== Short task ==
Your task is to repeat all of the material exactly.

== Records for the exercise ==
****************************************
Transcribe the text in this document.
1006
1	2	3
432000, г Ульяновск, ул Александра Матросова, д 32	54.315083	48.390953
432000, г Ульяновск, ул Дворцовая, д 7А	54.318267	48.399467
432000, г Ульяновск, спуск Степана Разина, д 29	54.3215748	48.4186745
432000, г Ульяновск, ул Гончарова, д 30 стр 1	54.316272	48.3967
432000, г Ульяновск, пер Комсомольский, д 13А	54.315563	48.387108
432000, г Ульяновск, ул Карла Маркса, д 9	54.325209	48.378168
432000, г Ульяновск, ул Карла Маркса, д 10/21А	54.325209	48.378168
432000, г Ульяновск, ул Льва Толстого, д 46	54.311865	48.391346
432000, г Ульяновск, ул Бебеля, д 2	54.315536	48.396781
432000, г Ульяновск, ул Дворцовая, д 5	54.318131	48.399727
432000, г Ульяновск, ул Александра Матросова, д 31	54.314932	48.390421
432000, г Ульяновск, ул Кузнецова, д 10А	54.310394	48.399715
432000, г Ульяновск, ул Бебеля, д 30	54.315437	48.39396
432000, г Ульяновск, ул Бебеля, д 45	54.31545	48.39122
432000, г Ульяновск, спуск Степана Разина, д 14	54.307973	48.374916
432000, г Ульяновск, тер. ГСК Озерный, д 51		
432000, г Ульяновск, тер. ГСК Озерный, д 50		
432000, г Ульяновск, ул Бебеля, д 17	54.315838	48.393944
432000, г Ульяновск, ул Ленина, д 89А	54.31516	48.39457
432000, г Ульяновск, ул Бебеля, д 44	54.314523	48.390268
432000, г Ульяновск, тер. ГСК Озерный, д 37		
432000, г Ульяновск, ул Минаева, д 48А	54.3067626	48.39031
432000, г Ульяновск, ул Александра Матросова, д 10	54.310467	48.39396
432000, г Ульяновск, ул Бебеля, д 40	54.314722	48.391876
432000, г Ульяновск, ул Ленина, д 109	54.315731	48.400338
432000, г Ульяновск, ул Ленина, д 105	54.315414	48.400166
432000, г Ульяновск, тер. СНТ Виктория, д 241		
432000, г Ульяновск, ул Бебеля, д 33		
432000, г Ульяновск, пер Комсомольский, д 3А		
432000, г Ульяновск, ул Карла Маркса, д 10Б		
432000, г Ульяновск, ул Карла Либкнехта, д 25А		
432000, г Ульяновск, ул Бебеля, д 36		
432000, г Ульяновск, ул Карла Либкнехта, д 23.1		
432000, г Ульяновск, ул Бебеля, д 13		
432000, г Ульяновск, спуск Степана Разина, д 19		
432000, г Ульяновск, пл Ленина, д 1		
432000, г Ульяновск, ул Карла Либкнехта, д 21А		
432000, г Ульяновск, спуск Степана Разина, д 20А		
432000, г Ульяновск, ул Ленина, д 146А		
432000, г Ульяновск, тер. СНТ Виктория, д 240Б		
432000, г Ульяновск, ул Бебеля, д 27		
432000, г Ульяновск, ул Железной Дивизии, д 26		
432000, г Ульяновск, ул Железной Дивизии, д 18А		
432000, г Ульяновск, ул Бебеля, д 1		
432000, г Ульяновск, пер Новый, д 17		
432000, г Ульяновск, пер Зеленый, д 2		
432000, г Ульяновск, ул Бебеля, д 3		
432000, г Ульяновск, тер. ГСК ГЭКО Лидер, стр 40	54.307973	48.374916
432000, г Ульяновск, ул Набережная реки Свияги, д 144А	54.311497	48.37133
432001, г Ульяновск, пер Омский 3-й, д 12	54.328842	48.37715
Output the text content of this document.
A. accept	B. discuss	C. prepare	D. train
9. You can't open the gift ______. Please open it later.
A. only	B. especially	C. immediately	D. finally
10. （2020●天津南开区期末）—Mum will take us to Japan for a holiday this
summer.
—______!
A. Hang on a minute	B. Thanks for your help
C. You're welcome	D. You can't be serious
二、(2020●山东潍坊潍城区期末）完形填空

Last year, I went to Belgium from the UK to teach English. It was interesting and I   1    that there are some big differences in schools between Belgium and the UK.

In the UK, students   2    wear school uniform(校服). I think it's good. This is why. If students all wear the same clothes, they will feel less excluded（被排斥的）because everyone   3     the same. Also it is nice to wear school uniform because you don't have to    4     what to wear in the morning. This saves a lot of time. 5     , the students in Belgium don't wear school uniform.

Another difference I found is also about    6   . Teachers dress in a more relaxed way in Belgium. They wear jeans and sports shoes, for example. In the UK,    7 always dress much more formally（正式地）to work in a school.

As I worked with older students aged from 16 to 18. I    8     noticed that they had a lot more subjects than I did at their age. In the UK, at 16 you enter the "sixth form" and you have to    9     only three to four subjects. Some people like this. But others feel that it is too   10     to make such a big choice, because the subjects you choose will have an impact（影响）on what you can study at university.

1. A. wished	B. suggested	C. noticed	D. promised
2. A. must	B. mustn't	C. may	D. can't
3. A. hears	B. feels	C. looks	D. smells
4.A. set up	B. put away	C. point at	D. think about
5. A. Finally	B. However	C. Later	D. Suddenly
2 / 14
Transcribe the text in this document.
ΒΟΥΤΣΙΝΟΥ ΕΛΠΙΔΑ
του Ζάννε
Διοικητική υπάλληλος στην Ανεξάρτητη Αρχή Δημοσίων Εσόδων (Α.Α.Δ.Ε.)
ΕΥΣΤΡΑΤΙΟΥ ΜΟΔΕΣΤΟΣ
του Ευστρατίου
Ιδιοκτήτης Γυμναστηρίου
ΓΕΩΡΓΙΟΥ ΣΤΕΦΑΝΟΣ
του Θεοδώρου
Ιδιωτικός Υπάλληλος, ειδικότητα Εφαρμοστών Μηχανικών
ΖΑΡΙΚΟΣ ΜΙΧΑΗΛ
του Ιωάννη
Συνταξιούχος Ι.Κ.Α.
****************************************
== Reply ==
Transcribe the text in this document.
1006
1	2	3
432000, г Ульяновск, ул Александра Матросова, д 32	54.315083	48.390953
432000, г Ульяновск, ул Дворцовая, д 7А	54.318267	48.399467
432000, г Ульяновск, спуск Степана Разина, д 29	54.3215748	48.4186745
432000, г Ульяновск, ул Гончарова, д 30 стр 1	54.316272	48.3967
432000, г Ульяновск, пер Комсомольский, д 13А	54.315563	48.387108
432000, г Ульяновск, ул Карла Маркса, д 9	54.325209	48.378168
432000, г Ульяновск, ул Карла Маркса, д 10/21А	54.325209	48.378168
432000, г Ульяновск, ул Льва Толстого, д 46	54.311865	48.391346
432000, г Ульяновск, ул Бебеля, д 2	54.315536	48.396781
432000, г Ульяновск, ул Дворцовая, д 5	54.318131	48.399727
432000, г Ульяновск, ул Александра Матросова, д 31	54.314932	48.390421
432000, г Ульяновск, ул Кузнецова, д 10А	54.310394	48.399715
432000, г Ульяновск, ул Бебеля, д 30	54.315437	48.39396
432000, г Ульяновск, ул Бебеля, д 45	54.31545	48.39122
432000, г Ульяновск, спуск Степана Разина, д 14	54.307973	48.374916
432000, г Ульяновск, тер. ГСК Озерный, д 51		
432000, г Ульяновск, тер. ГСК Озерный, д 50		
432000, г Ульяновск, ул Бебеля, д 17	54.315838	48.393944
432000, г Ульяновск, ул Ленина, д 89А	54.31516	48.39457
432000, г Ульяновск, ул Бебеля, д 44	54.314523	48.390268
432000, г Ульяновск, тер. ГСК Озерный, д 37		
432000, г Ульяновск, ул Минаева, д 48А	54.3067626	48.39031
432000, г Ульяновск, ул Александра Матросова, д 10	54.310467	48.39396
432000, г Ульяновск, ул Бебеля, д 40	54.314722	48.391876
432000, г Ульяновск, ул Ленина, д 109	54.315731	48.400338
432000, г Ульяновск, ул Ленина, д 105	54.315414	48.400166
432000, г Ульяновск, тер. СНТ Виктория, д 241		
432000, г Ульяновск, ул Бебеля, д 33		
432000, г Ульяновск, пер Комсомольский, д 3А		
432000, г Ульяновск, ул Карла Маркса, д 10Б		
432000, г Ульяновск, ул Карла Либкнехта, д 25А		
432000, г Ульяновск, ул Бебеля, д 36		
432000, г Ульяновск, ул Карла Либкнехта, д 23.1		
432000, г Ульяновск, ул Бебеля, д 13		
432000, г Ульяновск, спуск Степана Разина, д 19		
432000, г Ульяновск, пл Ленина, д 1		
432000, г Ульяновск, ул Карла Либкнехта, д 21А		
432000, г Ульяновск, спуск Степана Разина, д 20А		
432000, г Ульяновск, ул Ленина, д 146А		
432000, г Ульяновск, тер. СНТ Виктория, д 240Б		
432000, г Ульяновск, ул Бебеля, д 27		
432000, г Ульяновск, ул Железной Дивизии, д 26		
432000, г Ульяновск, ул Железной Дивизии, д 18А		
432000, г Ульяновск, ул Бебеля, д 1		
432000, г Ульяновск, пер Новый, д 17		
432000, г Ульяновск, пер Зеленый, д 2		
432000, г Ульяновск, ул Бебеля, д 3		
432000, г Ульяновск, тер. ГСК ГЭКО Лидер, стр 40	54.307973	48.374916
432000, г Ульяновск, ул Набережная реки Свияги, д 144А	54.311497	48.37133
432001, г Ульяновск, пер Омский 3-й, д 12	54.328842	48.37715
Output the text content of this document.
A. accept	B. discuss	C. prepare	D. train
9. You can't open the gift ______. Please open it later.
A. only	B. especially	C. immediately	D. finally
10. （2020●天津南开区期末）—Mum will take us to Japan for a holiday this
summer.
—______!
A. Hang on a minute	B. Thanks for your help
C. You're welcome	D. You can't be serious
二、(2020●山东潍坊潍城区期末）完形填空

Last year, I went to Belgium from the UK to teach English. It was interesting and I   1    that there are some big differences in schools between Belgium and the UK.

In the UK, students   2    wear school uniform(校服). I think it's good. This is why. If students all wear the same clothes, they will feel less excluded（被排斥的）because everyone   3     the same. Also it is nice to wear school uniform because you don't have to    4     what to wear in the morning. This saves a lot of time. 5     , the students in Belgium don't wear school uniform.

Another difference I found is also about    6   . Teachers dress in a more relaxed way in Belgium. They wear jeans and sports shoes, for example. In the UK,    7 always dress much more formally（正式地）to work in a school.

As I worked with older students aged from 16 to 18. I    8     noticed that they had a lot more subjects than I did at their age. In the UK, at 16 you enter the "sixth form" and you have to    9     only three to four subjects. Some people like this. But others feel that it is too   10     to make such a big choice, because the subjects you choose will have an impact（影响）on what you can study at university.

1. A. wished	B. suggested	C. noticed	D. promised
2. A. must	B. mustn't	C. may	D. can't
3. A. hears	B. feels	C. looks	D. smells
4.A. set up	B. put away	C. point at	D. think about
5. A. Finally	B. However	C. Later	D. Suddenly
2 / 14
Transcribe the text in this document.
ΒΟΥΤΣΙΝΟΥ ΕΛΠΙΔΑ
του Ζάννε
Διοικητική υπάλληλος στην Ανεξάρτητη Αρχή Δημοσίων Εσόδων (Α.Α.Δ.Ε.)
ΕΥΣΤΡΑΤΙΟΥ ΜΟΔΕΣΤΟΣ
του Ευστρατίου
Ιδιοκτήτης Γυμναστηρίου
ΓΕΩΡΓΙΟΥ ΣΤΕΦΑΝΟΣ
του Θεοδώρου
Ιδιωτικός Υπάλληλος, ειδικότητα Εφαρμοστών Μηχανικών
ΖΑΡΙΚΟΣ ΜΙΧΑΗΛ
του Ιωάννη
Συνταξιούχος Ι.Κ.Α.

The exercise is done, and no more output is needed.